* BEGIN EXERCISE MATERIAL *

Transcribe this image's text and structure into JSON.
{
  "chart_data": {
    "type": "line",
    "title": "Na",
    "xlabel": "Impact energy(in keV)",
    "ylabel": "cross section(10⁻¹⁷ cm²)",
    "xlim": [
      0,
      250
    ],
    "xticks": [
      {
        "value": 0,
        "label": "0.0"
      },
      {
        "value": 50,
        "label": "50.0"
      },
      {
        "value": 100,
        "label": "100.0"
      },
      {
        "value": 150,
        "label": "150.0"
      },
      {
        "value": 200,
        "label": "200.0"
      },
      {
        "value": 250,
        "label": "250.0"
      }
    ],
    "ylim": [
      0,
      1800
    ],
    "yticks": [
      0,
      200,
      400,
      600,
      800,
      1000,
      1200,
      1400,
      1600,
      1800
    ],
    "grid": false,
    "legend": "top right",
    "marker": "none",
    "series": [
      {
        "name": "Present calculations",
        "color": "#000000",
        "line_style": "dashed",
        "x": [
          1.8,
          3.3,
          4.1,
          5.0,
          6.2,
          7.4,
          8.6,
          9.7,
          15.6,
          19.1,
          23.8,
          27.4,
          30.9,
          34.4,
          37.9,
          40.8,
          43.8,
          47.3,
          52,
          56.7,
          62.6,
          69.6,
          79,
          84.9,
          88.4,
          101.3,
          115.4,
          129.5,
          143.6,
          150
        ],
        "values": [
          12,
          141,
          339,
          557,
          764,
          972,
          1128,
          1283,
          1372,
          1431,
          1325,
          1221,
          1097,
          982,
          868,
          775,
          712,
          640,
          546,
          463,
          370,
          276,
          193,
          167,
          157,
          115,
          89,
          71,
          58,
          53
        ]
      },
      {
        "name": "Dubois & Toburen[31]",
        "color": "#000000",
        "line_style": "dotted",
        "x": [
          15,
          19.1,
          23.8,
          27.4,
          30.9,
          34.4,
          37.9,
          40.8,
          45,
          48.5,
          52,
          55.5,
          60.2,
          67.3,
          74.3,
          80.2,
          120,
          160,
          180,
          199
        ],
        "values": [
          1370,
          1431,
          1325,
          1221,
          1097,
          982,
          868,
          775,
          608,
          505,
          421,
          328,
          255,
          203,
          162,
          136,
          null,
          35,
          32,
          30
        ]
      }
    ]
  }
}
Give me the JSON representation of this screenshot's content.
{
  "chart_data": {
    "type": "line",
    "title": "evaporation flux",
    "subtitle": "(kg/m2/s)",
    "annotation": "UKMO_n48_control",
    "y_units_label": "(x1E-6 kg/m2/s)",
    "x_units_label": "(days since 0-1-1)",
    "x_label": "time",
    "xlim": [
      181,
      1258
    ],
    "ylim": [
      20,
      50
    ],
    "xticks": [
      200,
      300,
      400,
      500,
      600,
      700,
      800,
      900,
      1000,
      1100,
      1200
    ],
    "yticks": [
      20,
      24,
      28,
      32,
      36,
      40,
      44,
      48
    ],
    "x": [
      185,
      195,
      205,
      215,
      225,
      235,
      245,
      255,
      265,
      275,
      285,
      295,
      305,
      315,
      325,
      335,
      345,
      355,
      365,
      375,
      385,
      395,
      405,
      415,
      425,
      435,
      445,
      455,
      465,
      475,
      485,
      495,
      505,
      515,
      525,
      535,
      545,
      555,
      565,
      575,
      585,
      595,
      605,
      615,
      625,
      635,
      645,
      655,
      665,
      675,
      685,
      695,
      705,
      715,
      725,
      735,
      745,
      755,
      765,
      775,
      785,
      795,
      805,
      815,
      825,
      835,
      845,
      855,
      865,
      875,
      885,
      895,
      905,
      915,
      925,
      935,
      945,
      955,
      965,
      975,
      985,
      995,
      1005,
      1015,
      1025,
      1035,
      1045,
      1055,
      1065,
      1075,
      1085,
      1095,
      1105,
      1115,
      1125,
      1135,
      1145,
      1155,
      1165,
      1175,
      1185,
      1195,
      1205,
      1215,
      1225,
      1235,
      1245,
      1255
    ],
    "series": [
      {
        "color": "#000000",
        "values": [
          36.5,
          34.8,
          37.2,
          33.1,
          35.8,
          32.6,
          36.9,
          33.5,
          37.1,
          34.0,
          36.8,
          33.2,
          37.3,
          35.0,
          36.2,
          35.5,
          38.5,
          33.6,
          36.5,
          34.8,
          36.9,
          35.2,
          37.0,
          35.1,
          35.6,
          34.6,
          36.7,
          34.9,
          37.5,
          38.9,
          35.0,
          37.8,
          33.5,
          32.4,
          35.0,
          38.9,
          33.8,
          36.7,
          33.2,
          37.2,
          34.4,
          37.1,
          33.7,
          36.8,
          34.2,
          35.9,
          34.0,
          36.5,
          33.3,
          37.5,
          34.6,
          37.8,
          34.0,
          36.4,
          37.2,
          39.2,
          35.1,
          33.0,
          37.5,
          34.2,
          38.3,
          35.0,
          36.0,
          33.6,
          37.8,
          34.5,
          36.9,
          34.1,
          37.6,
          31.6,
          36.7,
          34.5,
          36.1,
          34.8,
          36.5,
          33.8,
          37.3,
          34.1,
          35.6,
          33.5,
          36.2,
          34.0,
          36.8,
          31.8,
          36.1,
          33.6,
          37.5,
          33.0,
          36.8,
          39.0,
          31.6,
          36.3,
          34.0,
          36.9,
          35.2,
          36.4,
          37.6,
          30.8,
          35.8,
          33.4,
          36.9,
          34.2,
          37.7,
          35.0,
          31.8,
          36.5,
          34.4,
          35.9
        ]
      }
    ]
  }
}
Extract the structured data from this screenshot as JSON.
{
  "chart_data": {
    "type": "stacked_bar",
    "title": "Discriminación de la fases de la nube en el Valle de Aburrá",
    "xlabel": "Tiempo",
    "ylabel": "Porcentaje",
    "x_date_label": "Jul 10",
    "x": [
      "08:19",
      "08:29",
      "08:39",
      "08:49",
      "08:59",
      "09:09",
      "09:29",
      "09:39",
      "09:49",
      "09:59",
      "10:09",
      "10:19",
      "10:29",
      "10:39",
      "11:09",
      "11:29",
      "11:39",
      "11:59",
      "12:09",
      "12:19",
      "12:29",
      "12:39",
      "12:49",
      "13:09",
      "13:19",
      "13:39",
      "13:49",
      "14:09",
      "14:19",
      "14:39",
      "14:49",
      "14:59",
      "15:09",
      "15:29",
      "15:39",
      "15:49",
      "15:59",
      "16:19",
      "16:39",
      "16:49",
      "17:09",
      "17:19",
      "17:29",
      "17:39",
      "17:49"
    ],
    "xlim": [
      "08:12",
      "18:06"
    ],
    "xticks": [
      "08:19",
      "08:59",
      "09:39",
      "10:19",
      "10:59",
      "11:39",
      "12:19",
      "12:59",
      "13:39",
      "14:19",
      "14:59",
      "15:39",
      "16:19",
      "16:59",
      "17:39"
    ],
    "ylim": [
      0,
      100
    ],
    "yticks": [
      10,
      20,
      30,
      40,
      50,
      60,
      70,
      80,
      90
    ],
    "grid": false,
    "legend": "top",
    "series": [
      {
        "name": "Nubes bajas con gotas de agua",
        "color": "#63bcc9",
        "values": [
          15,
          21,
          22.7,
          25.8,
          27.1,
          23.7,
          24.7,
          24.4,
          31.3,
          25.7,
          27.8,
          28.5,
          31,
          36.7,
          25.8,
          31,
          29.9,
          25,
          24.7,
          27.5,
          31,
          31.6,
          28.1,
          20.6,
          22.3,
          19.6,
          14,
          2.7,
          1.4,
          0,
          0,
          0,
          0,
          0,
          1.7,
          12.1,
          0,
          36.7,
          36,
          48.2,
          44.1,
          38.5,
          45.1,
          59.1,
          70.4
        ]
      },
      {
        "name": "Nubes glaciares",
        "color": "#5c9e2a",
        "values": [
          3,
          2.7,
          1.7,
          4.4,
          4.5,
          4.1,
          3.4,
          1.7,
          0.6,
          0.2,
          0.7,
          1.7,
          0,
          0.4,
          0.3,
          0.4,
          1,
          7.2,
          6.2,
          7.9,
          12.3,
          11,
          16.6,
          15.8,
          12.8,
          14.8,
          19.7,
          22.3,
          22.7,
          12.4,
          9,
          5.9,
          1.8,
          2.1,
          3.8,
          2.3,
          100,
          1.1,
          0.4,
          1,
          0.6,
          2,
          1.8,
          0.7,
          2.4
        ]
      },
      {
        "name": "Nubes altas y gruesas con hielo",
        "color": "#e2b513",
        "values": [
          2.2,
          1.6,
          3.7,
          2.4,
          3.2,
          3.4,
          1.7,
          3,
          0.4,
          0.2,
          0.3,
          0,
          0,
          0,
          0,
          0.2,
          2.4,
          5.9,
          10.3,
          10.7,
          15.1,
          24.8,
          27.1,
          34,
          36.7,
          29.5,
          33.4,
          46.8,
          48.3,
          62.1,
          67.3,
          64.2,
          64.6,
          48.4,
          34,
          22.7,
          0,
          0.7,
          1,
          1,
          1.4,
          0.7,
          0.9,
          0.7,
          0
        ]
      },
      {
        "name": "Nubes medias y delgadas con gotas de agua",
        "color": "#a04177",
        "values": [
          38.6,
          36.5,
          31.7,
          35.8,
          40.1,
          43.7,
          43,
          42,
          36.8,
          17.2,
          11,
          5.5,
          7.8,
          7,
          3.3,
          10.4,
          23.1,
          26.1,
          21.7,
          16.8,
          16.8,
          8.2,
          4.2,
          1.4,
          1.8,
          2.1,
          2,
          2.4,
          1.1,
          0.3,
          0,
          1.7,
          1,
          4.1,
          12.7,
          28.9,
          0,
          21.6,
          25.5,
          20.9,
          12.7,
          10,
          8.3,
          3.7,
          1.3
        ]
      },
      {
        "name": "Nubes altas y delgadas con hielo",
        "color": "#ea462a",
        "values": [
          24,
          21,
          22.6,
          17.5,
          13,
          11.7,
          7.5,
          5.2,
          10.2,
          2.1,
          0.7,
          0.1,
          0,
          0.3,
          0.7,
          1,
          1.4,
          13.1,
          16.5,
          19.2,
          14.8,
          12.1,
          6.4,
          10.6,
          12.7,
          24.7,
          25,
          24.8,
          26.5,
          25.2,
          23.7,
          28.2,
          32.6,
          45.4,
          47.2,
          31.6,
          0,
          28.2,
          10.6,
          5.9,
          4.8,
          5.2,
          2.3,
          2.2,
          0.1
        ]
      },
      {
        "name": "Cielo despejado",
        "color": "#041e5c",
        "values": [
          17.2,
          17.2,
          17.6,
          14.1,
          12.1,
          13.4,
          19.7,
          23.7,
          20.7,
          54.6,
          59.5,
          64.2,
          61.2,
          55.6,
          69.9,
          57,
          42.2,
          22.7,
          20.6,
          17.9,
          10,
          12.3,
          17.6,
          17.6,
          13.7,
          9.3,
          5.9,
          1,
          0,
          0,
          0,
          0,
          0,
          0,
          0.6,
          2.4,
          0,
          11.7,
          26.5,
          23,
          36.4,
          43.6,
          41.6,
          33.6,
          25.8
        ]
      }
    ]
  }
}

* END EXERCISE MATERIAL *

> [AIM OF THE EXERCISE] Select the lines from the entries that include the word "screenshot".

> [TASK OUTPUT]
Give me the JSON representation of this screenshot's content.
Extract the structured data from this screenshot as JSON.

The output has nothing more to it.